Sramana Mitra: Talk a little more about the evolution of MedeFinance in its software format. You were starting with the $4 million to $5 million revenue base and some of those clients transferred on to the software business. What was the business model? What was the average deal size? What kind of business did it turn out to be?
Brian Robertson: We had hit a sweet spot in terms of the product-market fit through a combination of direct organic development and also a strong channel relationship with a company called the Advisory Board out of Washington D.C.
We had a nice marriage because they were focused on benchmarking and best practices, yet several solutions that they sold to providers didn’t have a lot of technology underneath it. We were the opposite. So it was a natural partnership when their clients said, “We would love for our best practices to be electronic.”
Today, we call it digital transformation. But really, they just wanted more technology instead of having guidance on a bunch of best practices. Many of the best practices were around metrics and key performance indicators and how to build report libraries.

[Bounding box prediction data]

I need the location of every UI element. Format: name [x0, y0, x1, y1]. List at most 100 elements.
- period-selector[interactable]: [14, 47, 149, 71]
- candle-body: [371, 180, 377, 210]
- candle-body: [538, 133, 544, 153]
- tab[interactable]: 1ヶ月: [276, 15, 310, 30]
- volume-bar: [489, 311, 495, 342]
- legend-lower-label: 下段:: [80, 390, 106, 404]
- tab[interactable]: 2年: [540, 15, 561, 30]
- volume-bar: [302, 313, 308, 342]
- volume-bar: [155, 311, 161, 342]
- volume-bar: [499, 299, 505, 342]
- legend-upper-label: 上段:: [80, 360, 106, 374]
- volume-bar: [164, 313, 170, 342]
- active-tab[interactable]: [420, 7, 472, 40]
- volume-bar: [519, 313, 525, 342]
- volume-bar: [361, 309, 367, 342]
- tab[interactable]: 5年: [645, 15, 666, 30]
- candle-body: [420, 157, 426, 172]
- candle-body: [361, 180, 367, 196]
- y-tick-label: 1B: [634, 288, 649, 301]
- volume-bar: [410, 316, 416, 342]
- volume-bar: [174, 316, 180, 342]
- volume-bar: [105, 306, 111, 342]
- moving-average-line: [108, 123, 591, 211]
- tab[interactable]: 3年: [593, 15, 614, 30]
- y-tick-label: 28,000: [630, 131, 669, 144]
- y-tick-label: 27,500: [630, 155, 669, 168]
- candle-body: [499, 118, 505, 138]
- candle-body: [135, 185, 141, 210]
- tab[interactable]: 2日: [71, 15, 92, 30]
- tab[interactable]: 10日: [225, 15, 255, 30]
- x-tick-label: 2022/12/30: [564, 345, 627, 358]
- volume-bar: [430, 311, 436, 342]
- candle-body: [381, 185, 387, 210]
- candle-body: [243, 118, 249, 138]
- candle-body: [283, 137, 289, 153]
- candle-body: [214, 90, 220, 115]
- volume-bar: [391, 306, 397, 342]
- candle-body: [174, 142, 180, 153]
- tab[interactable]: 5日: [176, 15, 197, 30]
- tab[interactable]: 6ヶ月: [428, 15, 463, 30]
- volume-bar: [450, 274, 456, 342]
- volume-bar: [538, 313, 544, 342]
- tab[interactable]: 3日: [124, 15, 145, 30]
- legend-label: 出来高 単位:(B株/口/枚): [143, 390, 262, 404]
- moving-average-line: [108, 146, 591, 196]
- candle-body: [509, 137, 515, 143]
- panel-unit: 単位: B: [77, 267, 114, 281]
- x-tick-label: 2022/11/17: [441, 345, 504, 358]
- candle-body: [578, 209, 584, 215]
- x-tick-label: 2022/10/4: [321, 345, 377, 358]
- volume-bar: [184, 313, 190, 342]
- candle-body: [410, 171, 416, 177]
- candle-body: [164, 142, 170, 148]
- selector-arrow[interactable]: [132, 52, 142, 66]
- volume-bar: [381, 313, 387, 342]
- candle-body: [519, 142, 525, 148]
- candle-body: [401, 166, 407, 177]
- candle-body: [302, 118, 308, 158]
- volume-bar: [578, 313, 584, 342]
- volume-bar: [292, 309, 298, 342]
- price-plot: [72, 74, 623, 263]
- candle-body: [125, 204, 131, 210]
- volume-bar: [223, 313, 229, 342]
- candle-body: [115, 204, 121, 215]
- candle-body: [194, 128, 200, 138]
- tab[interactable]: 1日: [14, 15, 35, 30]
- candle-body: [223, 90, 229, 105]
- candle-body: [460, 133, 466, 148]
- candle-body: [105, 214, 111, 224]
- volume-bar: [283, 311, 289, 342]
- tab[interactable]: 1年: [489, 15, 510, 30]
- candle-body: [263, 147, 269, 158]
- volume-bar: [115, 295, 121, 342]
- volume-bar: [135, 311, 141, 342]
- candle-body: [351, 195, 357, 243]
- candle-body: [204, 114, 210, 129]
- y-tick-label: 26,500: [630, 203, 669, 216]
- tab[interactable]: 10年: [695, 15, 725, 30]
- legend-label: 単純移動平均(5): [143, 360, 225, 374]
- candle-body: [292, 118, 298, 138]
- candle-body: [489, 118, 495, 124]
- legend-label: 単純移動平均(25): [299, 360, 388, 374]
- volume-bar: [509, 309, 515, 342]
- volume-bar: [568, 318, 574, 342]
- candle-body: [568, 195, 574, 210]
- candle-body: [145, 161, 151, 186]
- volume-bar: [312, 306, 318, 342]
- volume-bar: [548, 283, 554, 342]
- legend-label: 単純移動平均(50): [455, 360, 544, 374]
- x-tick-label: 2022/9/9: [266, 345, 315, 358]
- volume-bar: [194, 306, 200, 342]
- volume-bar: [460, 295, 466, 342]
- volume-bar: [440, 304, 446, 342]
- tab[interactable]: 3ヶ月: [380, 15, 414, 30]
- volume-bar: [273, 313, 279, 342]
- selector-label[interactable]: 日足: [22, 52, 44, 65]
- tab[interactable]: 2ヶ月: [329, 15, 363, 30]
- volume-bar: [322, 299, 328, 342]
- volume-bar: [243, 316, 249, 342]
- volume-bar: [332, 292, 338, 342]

WHAT TO DO:
1 > Reproduce the MedeFinance interview from "Today, we call" to "build report libraries.".
2 > Answer these questions using the MedeFinance interview:
(a) Where is the Advisory Board based?
(b) What two things was the Advisory Board focused on?
(c) What term does Brian Robertson say is used today for providers wanting their best practices to be electronic?
The lines come from a source separate from the MedeFinance interview.

SOLUTIONS BY TASK:
1 >
Today, we call it digital transformation. But really, they just wanted more technology instead of having guidance on a bunch of best practices. Many of the best practices were around metrics and key performance indicators and how to build report libraries.

2 >
(a) Washington D.C.
(b) Benchmarking and best practices.
(c) Digital transformation.